It's two weeks into 2007, and chances are you've already broken your new year's resolutions. We know how it goes.

Now that Redskins football is over, we recall with regret the number of pigs-in-a-blanket that we ate in a futile but spirited effort to cheer on the team. So we make the same promise to ourselves that we do every year: to start working out.

Right. Just as soon as Joe Gibbs leads us to the playoffs.

The problem is that a new year's resolution -- essentially a glorified to-do list -- frequently isn't enough to inspire dramatic life change. Lasting change has to come from a deeper place.

Ed Ingebretsen, director of training for Results, The Gym, believes motivation stems from two emotions: fear and desire. We are afraid life will get worse if we do nothing, although some research suggests that's not enough to get many of us moving. We fervently hope we can reverse that course.

There are some lucky people who seem as though they're born with such drive. Like, say, Yankees player Derek Jeter or boxer Laila Ali. But for many of us, inspiration is more elusive. It comes in a flash, like an epiphany -- a moment when we have run out of excuses and are forced to make a decision.
......
» Set problem 1: Which people does the passage on new year's resolutions mention by name?
» Set problem 2: Do these statements agree with the passage on new year's resolutions? (a) The piece is set two weeks into 2007. (b) Motivation, according to Ed Ingebretsen, stems from fear and anger. (c) A new year's resolution is described as essentially a glorified to-do list.
» Set problem 3: Can you carry the passage on new year's resolutions forward from its final sentence?
......
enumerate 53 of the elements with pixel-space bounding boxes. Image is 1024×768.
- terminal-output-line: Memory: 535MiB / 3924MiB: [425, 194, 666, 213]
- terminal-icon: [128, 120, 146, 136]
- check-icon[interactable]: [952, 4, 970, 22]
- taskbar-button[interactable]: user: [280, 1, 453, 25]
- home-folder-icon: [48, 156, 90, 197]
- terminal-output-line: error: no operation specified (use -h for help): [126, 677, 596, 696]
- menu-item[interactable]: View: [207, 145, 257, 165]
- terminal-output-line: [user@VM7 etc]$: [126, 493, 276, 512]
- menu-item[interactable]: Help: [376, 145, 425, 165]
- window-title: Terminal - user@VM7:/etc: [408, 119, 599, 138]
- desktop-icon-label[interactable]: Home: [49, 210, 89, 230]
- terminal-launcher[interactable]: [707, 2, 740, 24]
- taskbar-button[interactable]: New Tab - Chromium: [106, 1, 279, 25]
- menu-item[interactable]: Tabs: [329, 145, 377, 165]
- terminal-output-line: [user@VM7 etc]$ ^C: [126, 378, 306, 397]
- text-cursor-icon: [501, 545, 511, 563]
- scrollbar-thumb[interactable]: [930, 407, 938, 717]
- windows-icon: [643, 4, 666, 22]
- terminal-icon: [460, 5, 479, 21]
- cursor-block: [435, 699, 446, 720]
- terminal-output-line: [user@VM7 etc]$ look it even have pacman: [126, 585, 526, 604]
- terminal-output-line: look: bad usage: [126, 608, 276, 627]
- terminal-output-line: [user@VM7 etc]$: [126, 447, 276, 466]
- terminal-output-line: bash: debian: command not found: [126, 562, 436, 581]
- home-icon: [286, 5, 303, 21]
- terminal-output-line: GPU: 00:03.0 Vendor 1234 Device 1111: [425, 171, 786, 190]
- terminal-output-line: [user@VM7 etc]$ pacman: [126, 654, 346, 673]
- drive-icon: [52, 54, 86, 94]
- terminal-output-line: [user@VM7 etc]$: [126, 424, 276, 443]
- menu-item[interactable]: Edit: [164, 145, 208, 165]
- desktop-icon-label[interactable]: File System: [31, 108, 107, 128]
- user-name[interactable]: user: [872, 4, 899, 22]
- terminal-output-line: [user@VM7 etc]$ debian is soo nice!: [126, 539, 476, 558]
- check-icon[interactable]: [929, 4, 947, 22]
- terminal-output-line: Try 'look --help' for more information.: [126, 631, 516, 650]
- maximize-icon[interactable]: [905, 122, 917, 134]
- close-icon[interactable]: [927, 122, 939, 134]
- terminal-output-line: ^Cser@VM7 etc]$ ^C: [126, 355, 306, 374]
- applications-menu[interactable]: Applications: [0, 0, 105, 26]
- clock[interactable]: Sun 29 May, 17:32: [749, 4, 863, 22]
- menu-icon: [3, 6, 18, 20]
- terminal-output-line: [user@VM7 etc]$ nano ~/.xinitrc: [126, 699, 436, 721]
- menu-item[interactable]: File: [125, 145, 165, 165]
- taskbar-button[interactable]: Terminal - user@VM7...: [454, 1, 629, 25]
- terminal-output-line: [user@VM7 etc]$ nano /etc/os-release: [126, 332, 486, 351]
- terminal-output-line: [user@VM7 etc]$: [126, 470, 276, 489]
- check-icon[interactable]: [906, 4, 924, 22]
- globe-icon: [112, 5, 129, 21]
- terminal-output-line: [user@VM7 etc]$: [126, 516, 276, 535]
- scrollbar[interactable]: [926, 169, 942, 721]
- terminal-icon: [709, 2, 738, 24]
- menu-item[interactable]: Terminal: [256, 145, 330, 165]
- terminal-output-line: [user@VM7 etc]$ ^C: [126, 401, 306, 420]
......
» Task answer 1: Joe Gibbs, Ed Ingebretsen, Derek Jeter, Laila Ali

» Task answer 2:
(a) Yes: "It's two weeks into 2007"
(b) No: "motivation stems from two emotions: fear and desire."
(c) Yes: "a new year's resolution -- essentially a glorified to-do list"

» Task answer 3:
"You have to get to a certain point in your head, and then it's for real," said 36-year-old Jennifer Brandel of Arlington, who has long struggled with her weight. "You'll actually do it."

For Brandel, that point came about a month ago, when she realized that she had only one pair of pants left that fit.

"It's so disturbing when I walk by a store window or any reflective surface, and I think, 'Who is that chubby girl? Oh, my God, it's me,' " Brandel said.

She signed up with a personal trainer. Already, she has noticed a change in her posture and mental state.

"You have your worst moment, and that's it," she said. "You're done with the wavering."

Ingebretsen said he can spot many clients seeking that moment of inspiration when they walk through the health club's doors for their first consultation. Some get it; some don't. But those who do see results, such as one guy who walked in unable to do a push-up and six months later had lost 75 pounds, Ingebretsen said.

"That moment of desire, unencumbered by other things, may not happen again soon," he said.

A co-worker of mine has started taking prenatal yoga classes even though her baby bump is only now becoming visible. She had been a little suspicious of the classes before -- would it be too touchy-feely? -- but then she had her epiphany. A friend had exercised heavily all through her pregnancy, including intensive Brazilian butt-lifting classes. When she finally went into labor, her doctor watched her push in amazement.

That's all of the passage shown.